Gather each line in the entries that includes the string "text".

Raw records:
======
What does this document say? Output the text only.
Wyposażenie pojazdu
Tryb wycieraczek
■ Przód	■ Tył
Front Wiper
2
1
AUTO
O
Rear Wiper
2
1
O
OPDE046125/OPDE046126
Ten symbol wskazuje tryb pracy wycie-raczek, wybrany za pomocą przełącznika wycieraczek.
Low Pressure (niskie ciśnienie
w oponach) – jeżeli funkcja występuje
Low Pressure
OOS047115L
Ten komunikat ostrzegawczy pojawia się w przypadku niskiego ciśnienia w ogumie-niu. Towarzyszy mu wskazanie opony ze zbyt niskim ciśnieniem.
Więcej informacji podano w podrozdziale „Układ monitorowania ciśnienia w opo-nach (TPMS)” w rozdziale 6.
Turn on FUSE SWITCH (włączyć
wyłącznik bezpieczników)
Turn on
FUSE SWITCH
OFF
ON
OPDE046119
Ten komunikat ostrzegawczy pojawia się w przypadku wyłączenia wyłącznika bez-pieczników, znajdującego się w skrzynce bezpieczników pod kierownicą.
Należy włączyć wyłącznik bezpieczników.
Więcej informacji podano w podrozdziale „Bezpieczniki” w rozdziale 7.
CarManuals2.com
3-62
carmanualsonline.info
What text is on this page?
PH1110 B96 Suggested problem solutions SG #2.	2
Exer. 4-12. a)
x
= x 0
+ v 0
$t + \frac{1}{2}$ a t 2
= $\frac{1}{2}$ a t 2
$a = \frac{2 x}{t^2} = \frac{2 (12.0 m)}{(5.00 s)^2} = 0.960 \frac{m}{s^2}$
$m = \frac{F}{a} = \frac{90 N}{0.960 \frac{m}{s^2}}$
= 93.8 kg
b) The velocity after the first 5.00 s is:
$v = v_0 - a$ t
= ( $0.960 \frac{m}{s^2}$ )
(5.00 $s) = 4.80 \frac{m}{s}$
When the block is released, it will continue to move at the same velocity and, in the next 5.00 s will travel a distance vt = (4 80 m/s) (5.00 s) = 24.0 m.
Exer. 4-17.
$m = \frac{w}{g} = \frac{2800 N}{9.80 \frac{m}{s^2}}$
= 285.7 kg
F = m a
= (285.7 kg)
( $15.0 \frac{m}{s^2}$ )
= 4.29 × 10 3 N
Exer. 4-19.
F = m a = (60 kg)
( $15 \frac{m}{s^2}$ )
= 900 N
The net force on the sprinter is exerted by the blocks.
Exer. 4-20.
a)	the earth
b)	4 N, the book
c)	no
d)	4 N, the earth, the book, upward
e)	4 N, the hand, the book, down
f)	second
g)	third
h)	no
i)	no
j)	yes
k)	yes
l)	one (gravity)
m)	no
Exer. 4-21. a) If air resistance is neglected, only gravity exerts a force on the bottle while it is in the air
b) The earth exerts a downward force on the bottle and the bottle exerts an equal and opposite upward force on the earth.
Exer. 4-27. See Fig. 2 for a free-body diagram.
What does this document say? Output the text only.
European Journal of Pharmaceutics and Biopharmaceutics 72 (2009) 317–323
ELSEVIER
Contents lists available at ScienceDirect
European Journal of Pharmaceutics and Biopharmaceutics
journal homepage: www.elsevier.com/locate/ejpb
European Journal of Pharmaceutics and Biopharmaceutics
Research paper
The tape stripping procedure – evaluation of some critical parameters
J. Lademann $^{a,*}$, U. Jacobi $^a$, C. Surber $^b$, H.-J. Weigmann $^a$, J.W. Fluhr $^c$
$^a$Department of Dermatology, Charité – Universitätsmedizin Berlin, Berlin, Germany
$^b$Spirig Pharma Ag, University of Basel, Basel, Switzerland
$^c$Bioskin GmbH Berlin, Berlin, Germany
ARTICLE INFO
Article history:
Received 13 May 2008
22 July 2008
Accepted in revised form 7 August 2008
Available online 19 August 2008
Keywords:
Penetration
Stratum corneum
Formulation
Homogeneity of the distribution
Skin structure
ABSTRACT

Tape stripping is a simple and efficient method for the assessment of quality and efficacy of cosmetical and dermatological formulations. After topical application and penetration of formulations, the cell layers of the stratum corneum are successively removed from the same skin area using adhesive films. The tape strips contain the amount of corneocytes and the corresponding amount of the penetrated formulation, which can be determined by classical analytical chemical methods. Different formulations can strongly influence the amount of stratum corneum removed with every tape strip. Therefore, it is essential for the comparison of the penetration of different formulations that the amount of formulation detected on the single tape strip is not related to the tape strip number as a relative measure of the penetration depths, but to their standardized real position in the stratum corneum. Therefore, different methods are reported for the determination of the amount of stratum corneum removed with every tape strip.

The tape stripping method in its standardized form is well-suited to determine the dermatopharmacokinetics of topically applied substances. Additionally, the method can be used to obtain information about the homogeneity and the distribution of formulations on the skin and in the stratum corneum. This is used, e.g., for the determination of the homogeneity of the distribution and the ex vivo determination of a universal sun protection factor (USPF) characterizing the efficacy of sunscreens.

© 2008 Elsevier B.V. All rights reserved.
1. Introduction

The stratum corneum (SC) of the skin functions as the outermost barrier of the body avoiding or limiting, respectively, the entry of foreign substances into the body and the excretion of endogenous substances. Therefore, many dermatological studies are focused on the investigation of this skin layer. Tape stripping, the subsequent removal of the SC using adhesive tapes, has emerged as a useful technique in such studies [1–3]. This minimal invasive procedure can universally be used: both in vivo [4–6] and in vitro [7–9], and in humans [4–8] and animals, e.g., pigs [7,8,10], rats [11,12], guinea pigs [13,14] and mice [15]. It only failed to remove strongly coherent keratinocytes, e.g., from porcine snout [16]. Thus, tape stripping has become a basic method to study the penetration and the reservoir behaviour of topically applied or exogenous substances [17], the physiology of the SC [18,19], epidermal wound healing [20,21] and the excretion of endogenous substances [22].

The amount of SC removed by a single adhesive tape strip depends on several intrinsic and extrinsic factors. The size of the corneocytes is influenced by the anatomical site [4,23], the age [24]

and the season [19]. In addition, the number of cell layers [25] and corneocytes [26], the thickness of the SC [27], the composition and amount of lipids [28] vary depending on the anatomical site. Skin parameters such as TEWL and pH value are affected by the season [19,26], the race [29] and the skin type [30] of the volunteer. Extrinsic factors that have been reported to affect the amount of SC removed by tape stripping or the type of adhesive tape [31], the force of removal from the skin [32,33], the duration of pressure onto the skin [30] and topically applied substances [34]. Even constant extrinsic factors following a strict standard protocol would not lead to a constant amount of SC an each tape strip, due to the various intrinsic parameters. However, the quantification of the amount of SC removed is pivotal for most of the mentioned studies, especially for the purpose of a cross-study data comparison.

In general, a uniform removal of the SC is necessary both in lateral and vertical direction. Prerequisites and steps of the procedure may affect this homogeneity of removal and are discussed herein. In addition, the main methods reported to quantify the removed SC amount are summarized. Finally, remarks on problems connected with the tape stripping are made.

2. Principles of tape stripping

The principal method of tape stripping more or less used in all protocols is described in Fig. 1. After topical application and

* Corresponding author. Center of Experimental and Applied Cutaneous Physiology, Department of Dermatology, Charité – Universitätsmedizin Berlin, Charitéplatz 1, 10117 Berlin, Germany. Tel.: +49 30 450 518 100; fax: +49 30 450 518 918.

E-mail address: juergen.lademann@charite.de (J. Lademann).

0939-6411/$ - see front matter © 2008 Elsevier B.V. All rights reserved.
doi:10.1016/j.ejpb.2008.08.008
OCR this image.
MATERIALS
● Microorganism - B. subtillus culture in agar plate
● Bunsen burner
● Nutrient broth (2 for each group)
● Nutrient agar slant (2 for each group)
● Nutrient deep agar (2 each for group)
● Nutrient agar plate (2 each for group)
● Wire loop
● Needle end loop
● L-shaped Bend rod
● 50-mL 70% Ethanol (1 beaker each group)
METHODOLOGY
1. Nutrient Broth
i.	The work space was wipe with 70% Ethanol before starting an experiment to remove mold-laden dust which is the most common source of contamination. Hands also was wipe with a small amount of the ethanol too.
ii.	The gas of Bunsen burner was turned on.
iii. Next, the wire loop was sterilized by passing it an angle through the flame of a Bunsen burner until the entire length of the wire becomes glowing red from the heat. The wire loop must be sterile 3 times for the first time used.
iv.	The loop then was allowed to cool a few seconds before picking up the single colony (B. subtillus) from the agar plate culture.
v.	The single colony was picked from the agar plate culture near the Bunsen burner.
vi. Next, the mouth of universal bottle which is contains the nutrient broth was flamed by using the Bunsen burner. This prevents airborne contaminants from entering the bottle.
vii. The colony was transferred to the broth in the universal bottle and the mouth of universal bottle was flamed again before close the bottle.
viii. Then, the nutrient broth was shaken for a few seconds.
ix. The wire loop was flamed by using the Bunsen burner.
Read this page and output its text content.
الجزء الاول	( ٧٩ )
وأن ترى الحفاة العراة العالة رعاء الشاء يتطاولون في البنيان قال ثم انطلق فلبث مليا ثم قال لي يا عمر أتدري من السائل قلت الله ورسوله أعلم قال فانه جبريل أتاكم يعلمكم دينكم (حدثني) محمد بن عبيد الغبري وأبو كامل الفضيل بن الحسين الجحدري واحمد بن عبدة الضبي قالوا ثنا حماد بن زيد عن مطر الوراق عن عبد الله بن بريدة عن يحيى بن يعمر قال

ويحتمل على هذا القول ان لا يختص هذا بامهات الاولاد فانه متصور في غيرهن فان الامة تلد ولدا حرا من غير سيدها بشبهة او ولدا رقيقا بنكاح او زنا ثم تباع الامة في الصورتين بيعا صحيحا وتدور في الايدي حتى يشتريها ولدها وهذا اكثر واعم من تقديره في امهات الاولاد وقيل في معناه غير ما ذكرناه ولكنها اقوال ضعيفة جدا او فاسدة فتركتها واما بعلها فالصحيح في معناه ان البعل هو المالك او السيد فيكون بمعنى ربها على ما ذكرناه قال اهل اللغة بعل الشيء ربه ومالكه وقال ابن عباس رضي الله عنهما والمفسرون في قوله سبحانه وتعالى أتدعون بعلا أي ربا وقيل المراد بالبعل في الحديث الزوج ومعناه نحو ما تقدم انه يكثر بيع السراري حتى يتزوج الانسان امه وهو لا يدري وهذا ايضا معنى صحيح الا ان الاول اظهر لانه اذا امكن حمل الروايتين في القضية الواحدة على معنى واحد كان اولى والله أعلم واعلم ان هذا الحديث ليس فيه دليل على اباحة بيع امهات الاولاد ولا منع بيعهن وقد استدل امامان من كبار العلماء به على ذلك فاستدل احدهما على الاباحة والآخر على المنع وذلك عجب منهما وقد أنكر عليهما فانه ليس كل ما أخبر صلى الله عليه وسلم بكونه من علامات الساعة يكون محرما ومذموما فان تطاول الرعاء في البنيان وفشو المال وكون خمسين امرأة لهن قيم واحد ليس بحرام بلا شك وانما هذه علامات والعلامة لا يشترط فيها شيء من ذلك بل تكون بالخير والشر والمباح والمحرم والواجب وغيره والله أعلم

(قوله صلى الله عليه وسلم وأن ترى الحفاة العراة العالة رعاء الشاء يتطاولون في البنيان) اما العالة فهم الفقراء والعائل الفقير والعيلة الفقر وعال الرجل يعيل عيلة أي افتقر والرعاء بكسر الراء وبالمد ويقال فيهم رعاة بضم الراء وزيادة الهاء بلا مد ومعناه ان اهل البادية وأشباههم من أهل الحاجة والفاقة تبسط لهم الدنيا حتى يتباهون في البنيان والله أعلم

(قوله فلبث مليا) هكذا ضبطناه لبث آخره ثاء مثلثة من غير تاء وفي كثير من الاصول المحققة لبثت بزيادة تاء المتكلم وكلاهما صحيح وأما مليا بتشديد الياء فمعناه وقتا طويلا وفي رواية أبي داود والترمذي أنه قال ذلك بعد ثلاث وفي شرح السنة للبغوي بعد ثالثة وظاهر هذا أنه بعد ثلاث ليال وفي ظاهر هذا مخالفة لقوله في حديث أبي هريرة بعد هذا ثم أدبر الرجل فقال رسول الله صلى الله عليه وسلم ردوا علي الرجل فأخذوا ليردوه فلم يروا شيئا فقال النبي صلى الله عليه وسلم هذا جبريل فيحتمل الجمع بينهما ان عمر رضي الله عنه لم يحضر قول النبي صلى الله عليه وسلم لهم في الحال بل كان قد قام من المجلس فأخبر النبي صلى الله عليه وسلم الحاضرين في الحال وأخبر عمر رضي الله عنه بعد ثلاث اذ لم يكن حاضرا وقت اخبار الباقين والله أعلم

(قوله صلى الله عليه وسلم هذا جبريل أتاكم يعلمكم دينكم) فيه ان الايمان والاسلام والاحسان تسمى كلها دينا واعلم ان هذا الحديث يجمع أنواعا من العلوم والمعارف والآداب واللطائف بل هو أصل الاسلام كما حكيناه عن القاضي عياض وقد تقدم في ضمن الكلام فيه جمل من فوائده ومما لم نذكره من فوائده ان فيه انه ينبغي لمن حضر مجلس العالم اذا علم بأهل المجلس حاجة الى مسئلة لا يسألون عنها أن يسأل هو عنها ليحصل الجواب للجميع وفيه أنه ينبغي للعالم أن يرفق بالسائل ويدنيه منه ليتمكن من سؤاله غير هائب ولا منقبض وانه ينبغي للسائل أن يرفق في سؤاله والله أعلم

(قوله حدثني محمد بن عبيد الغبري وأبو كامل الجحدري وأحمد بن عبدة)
======
Exercise response:
What does this document say? Output the text only.
What text is on this page?
What does this document say? Output the text only.
Read this page and output its text content.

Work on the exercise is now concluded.